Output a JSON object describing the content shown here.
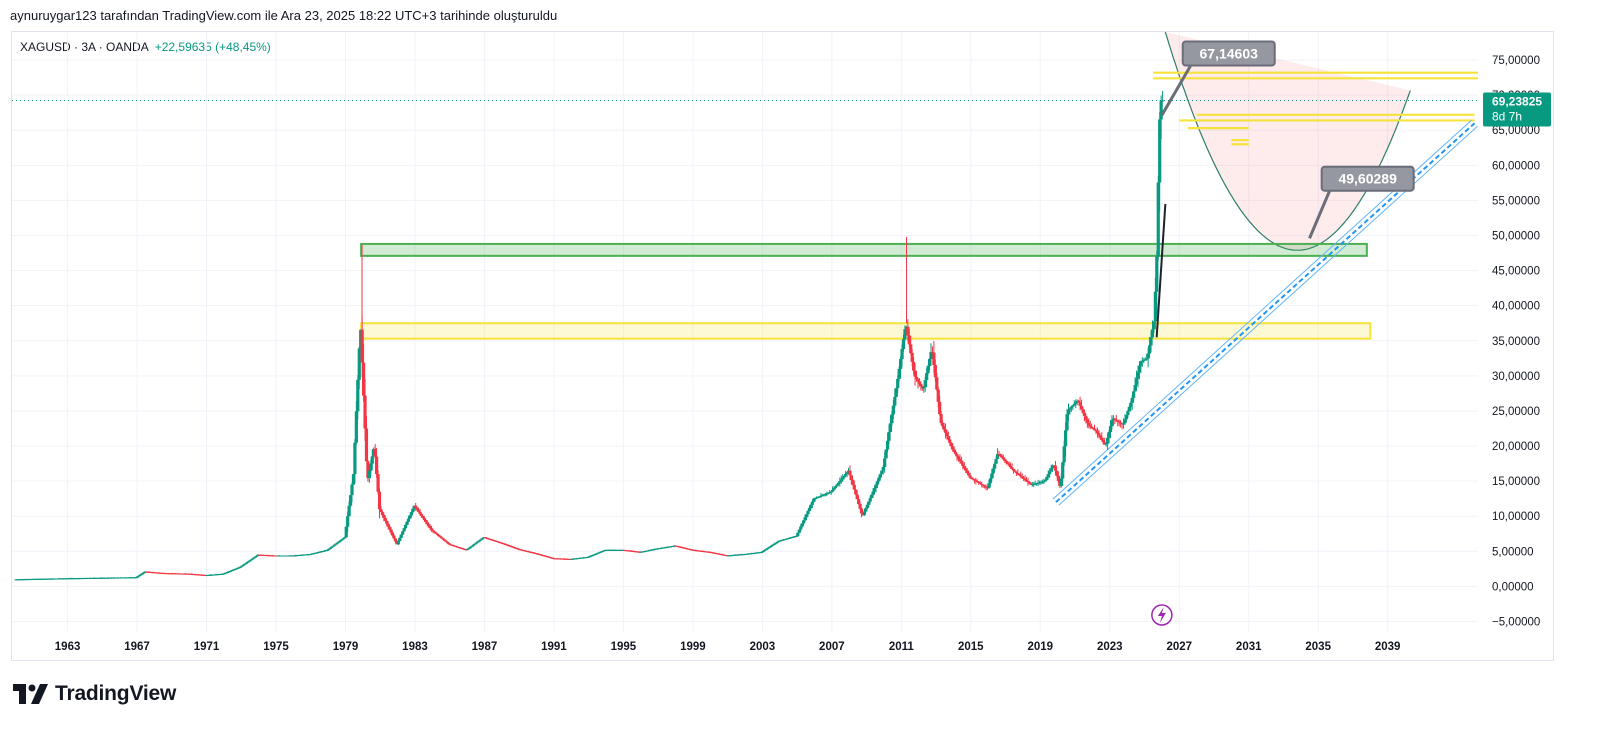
{
  "header": {
    "text": "aynuruygar123 tarafından TradingView.com ile Ara 23, 2025 18:22 UTC+3 tarihinde oluşturuldu"
  },
  "legend": {
    "symbol": "XAGUSD · 3A · OANDA",
    "change": "+22,59635 (+48,45%)"
  },
  "brand": {
    "name": "TradingView"
  },
  "colors": {
    "up": "#089981",
    "down": "#f23645",
    "zone_green": "#4caf50",
    "zone_yellow": "#f5e33b",
    "price_tag": "#089981",
    "callout": "#9598a1"
  },
  "current_price": {
    "value": "69,23825",
    "countdown": "8d 7h",
    "level": 69.23825
  },
  "annotations": [
    {
      "text": "67,14603",
      "level": 67.14603
    },
    {
      "text": "49,60289",
      "level": 49.60289
    }
  ],
  "icons": {
    "lightning": "lightning-icon",
    "logo": "tradingview-logo-icon"
  },
  "chart_data": {
    "type": "candlestick",
    "symbol": "XAGUSD",
    "interval": "3A",
    "x_ticks": [
      "1963",
      "1967",
      "1971",
      "1975",
      "1979",
      "1983",
      "1987",
      "1991",
      "1995",
      "1999",
      "2003",
      "2007",
      "2011",
      "2015",
      "2019",
      "2023",
      "2027",
      "2031",
      "2035",
      "2039"
    ],
    "y_ticks": [
      "75,00000",
      "70,00000",
      "65,00000",
      "60,00000",
      "55,00000",
      "50,00000",
      "45,00000",
      "40,00000",
      "35,00000",
      "30,00000",
      "25,00000",
      "20,00000",
      "15,00000",
      "10,00000",
      "5,00000",
      "0,00000",
      "−5,00000"
    ],
    "ylim": [
      -6.5,
      79
    ],
    "xlim": [
      1959.8,
      2044.2
    ],
    "price_path": [
      [
        1960.0,
        1.0
      ],
      [
        1963.0,
        1.15
      ],
      [
        1967.0,
        1.3
      ],
      [
        1967.5,
        2.1
      ],
      [
        1968.5,
        1.9
      ],
      [
        1970.0,
        1.8
      ],
      [
        1971.0,
        1.6
      ],
      [
        1972.0,
        1.8
      ],
      [
        1973.0,
        2.8
      ],
      [
        1974.0,
        4.5
      ],
      [
        1975.0,
        4.4
      ],
      [
        1976.0,
        4.4
      ],
      [
        1977.0,
        4.6
      ],
      [
        1978.0,
        5.2
      ],
      [
        1979.0,
        7.0
      ],
      [
        1979.5,
        16.0
      ],
      [
        1979.9,
        37.5
      ],
      [
        1980.3,
        15.0
      ],
      [
        1980.7,
        20.0
      ],
      [
        1981.0,
        11.0
      ],
      [
        1982.0,
        6.0
      ],
      [
        1983.0,
        11.5
      ],
      [
        1984.0,
        8.0
      ],
      [
        1985.0,
        6.0
      ],
      [
        1986.0,
        5.2
      ],
      [
        1987.0,
        7.0
      ],
      [
        1988.0,
        6.2
      ],
      [
        1989.0,
        5.3
      ],
      [
        1990.0,
        4.7
      ],
      [
        1991.0,
        4.0
      ],
      [
        1992.0,
        3.9
      ],
      [
        1993.0,
        4.2
      ],
      [
        1994.0,
        5.2
      ],
      [
        1995.0,
        5.2
      ],
      [
        1996.0,
        4.9
      ],
      [
        1997.0,
        5.4
      ],
      [
        1998.0,
        5.8
      ],
      [
        1999.0,
        5.2
      ],
      [
        2000.0,
        4.9
      ],
      [
        2001.0,
        4.4
      ],
      [
        2002.0,
        4.6
      ],
      [
        2003.0,
        4.9
      ],
      [
        2004.0,
        6.5
      ],
      [
        2005.0,
        7.2
      ],
      [
        2006.0,
        12.5
      ],
      [
        2007.0,
        13.5
      ],
      [
        2008.0,
        16.5
      ],
      [
        2008.8,
        10.0
      ],
      [
        2009.5,
        14.0
      ],
      [
        2010.0,
        17.0
      ],
      [
        2010.8,
        29.0
      ],
      [
        2011.3,
        37.5
      ],
      [
        2011.8,
        30.0
      ],
      [
        2012.3,
        28.0
      ],
      [
        2012.8,
        34.0
      ],
      [
        2013.3,
        23.5
      ],
      [
        2014.0,
        19.5
      ],
      [
        2015.0,
        15.5
      ],
      [
        2016.0,
        14.0
      ],
      [
        2016.6,
        19.0
      ],
      [
        2017.5,
        16.5
      ],
      [
        2018.5,
        14.5
      ],
      [
        2019.3,
        15.0
      ],
      [
        2019.8,
        17.5
      ],
      [
        2020.2,
        14.0
      ],
      [
        2020.6,
        25.0
      ],
      [
        2021.2,
        26.5
      ],
      [
        2021.8,
        23.0
      ],
      [
        2022.3,
        22.0
      ],
      [
        2022.8,
        20.0
      ],
      [
        2023.2,
        24.0
      ],
      [
        2023.8,
        23.0
      ],
      [
        2024.3,
        26.5
      ],
      [
        2024.8,
        32.0
      ],
      [
        2025.2,
        32.5
      ],
      [
        2025.6,
        38.0
      ],
      [
        2025.75,
        47.0
      ],
      [
        2025.9,
        66.0
      ],
      [
        2026.0,
        69.23825
      ]
    ],
    "zones": [
      {
        "color": "green",
        "y_top": 48.8,
        "y_bottom": 47.1,
        "x_start": 1979.9,
        "x_end": 2037.8
      },
      {
        "color": "yellow",
        "y_top": 37.5,
        "y_bottom": 35.3,
        "x_start": 1979.9,
        "x_end": 2038.0
      }
    ],
    "horizontal_lines": [
      72.4,
      73.2,
      67.2,
      66.4,
      65.3,
      63.6,
      63.0
    ],
    "trend_channel": {
      "x_start": 2019.9,
      "y_start": 12.0,
      "x_end": 2044.0,
      "y_end": 66.0
    },
    "parabola": {
      "vertex_x": 2033.8,
      "vertex_y": 47.9,
      "left_x_top": 2026.2,
      "right_x_top": 2040.3,
      "y_top": 79.0
    },
    "wick_high_1980": 48.7,
    "wick_high_2011": 49.8
  }
}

◆ **Exercise prompt**: Pull every line containing the word "level" out of the entries above.

◆ **Task answer**:
    "level": 69.23825
      "level": 67.14603
      "level": 49.60289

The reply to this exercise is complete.